◆ **Problem statement**
Copy out the entries below in full and exactly.

◆ **Extracted entries**
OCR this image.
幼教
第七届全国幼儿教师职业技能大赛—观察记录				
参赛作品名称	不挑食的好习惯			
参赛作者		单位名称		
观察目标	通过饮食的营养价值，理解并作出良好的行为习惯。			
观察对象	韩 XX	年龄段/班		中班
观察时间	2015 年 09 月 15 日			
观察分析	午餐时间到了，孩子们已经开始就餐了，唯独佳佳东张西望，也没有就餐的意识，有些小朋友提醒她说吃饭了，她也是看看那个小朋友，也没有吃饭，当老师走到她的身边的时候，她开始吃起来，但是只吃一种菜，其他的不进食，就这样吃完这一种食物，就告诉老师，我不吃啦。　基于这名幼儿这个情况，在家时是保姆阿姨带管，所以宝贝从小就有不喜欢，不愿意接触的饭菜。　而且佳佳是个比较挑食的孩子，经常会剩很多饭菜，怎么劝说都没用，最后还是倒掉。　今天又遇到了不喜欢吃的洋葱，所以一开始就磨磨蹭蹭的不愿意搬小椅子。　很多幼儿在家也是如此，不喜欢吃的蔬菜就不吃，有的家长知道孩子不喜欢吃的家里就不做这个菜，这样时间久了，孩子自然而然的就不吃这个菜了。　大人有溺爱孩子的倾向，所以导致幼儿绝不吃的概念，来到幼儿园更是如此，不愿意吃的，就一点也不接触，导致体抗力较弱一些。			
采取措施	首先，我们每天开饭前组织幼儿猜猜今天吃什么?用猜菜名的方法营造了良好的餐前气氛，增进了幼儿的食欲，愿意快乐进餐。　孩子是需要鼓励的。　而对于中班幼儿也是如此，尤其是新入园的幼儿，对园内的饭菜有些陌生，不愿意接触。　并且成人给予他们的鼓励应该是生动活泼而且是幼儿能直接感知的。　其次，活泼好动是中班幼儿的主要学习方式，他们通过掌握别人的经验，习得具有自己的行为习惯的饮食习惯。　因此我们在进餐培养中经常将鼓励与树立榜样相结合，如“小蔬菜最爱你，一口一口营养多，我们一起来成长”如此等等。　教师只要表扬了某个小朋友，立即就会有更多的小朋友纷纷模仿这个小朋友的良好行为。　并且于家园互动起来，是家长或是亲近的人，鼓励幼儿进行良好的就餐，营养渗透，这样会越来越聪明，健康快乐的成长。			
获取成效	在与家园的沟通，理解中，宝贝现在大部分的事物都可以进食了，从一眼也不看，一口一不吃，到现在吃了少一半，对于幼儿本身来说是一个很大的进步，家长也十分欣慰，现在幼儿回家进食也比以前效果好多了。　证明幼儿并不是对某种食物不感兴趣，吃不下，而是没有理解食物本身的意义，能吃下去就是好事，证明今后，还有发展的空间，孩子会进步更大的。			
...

◆ **Exercise solution**
OCR this image.
幼教
第七届全国幼儿教师职业技能大赛—观察记录				
参赛作品名称	不挑食的好习惯			
参赛作者		单位名称		
观察目标	通过饮食的营养价值，理解并作出良好的行为习惯。			
观察对象	韩 XX	年龄段/班		中班
观察时间	2015 年 09 月 15 日			
观察分析	午餐时间到了，孩子们已经开始就餐了，唯独佳佳东张西望，也没有就餐的意识，有些小朋友提醒她说吃饭了，她也是看看那个小朋友，也没有吃饭，当老师走到她的身边的时候，她开始吃起来，但是只吃一种菜，其他的不进食，就这样吃完这一种食物，就告诉老师，我不吃啦。　基于这名幼儿这个情况，在家时是保姆阿姨带管，所以宝贝从小就有不喜欢，不愿意接触的饭菜。　而且佳佳是个比较挑食的孩子，经常会剩很多饭菜，怎么劝说都没用，最后还是倒掉。　今天又遇到了不喜欢吃的洋葱，所以一开始就磨磨蹭蹭的不愿意搬小椅子。　很多幼儿在家也是如此，不喜欢吃的蔬菜就不吃，有的家长知道孩子不喜欢吃的家里就不做这个菜，这样时间久了，孩子自然而然的就不吃这个菜了。　大人有溺爱孩子的倾向，所以导致幼儿绝不吃的概念，来到幼儿园更是如此，不愿意吃的，就一点也不接触，导致体抗力较弱一些。			
采取措施	首先，我们每天开饭前组织幼儿猜猜今天吃什么?用猜菜名的方法营造了良好的餐前气氛，增进了幼儿的食欲，愿意快乐进餐。　孩子是需要鼓励的。　而对于中班幼儿也是如此，尤其是新入园的幼儿，对园内的饭菜有些陌生，不愿意接触。　并且成人给予他们的鼓励应该是生动活泼而且是幼儿能直接感知的。　其次，活泼好动是中班幼儿的主要学习方式，他们通过掌握别人的经验，习得具有自己的行为习惯的饮食习惯。　因此我们在进餐培养中经常将鼓励与树立榜样相结合，如“小蔬菜最爱你，一口一口营养多，我们一起来成长”如此等等。　教师只要表扬了某个小朋友，立即就会有更多的小朋友纷纷模仿这个小朋友的良好行为。　并且于家园互动起来，是家长或是亲近的人，鼓励幼儿进行良好的就餐，营养渗透，这样会越来越聪明，健康快乐的成长。			
获取成效	在与家园的沟通，理解中，宝贝现在大部分的事物都可以进食了，从一眼也不看，一口一不吃，到现在吃了少一半，对于幼儿本身来说是一个很大的进步，家长也十分欣慰，现在幼儿回家进食也比以前效果好多了。　证明幼儿并不是对某种食物不感兴趣，吃不下，而是没有理解食物本身的意义，能吃下去就是好事，证明今后，还有发展的空间，孩子会进步更大的。			
...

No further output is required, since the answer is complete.